▶ Direction: Set down the whole listing verbatim.

▶ Given entries:
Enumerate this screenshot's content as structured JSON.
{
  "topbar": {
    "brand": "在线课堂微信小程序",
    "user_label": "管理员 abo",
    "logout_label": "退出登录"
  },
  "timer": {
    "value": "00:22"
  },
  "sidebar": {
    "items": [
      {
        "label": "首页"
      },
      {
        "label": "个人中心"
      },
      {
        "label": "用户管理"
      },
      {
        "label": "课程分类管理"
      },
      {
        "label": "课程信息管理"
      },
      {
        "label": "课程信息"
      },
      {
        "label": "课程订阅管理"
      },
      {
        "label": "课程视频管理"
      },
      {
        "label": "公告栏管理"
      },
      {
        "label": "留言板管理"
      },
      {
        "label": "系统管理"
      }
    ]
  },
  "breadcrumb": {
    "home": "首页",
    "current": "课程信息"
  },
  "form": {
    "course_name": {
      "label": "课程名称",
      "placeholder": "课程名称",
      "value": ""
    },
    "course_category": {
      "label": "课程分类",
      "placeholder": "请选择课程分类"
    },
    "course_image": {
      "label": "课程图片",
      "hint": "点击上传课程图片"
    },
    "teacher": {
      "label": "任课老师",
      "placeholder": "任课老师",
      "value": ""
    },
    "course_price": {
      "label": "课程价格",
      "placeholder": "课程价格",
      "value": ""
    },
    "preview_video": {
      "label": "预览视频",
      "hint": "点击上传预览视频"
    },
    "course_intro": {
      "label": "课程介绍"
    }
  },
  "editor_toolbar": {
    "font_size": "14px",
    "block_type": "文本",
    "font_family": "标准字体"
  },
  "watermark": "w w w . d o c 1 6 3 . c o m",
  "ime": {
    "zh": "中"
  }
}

▶ Worked solution:
Enumerate this screenshot's content as structured JSON.
{
  "topbar": {
    "brand": "在线课堂微信小程序",
    "user_label": "管理员 abo",
    "logout_label": "退出登录"
  },
  "timer": {
    "value": "00:22"
  },
  "sidebar": {
    "items": [
      {
        "label": "首页"
      },
      {
        "label": "个人中心"
      },
      {
        "label": "用户管理"
      },
      {
        "label": "课程分类管理"
      },
      {
        "label": "课程信息管理"
      },
      {
        "label": "课程信息"
      },
      {
        "label": "课程订阅管理"
      },
      {
        "label": "课程视频管理"
      },
      {
        "label": "公告栏管理"
      },
      {
        "label": "留言板管理"
      },
      {
        "label": "系统管理"
      }
    ]
  },
  "breadcrumb": {
    "home": "首页",
    "current": "课程信息"
  },
  "form": {
    "course_name": {
      "label": "课程名称",
      "placeholder": "课程名称",
      "value": ""
    },
    "course_category": {
      "label": "课程分类",
      "placeholder": "请选择课程分类"
    },
    "course_image": {
      "label": "课程图片",
      "hint": "点击上传课程图片"
    },
    "teacher": {
      "label": "任课老师",
      "placeholder": "任课老师",
      "value": ""
    },
    "course_price": {
      "label": "课程价格",
      "placeholder": "课程价格",
      "value": ""
    },
    "preview_video": {
      "label": "预览视频",
      "hint": "点击上传预览视频"
    },
    "course_intro": {
      "label": "课程介绍"
    }
  },
  "editor_toolbar": {
    "font_size": "14px",
    "block_type": "文本",
    "font_family": "标准字体"
  },
  "watermark": "w w w . d o c 1 6 3 . c o m",
  "ime": {
    "zh": "中"
  }
}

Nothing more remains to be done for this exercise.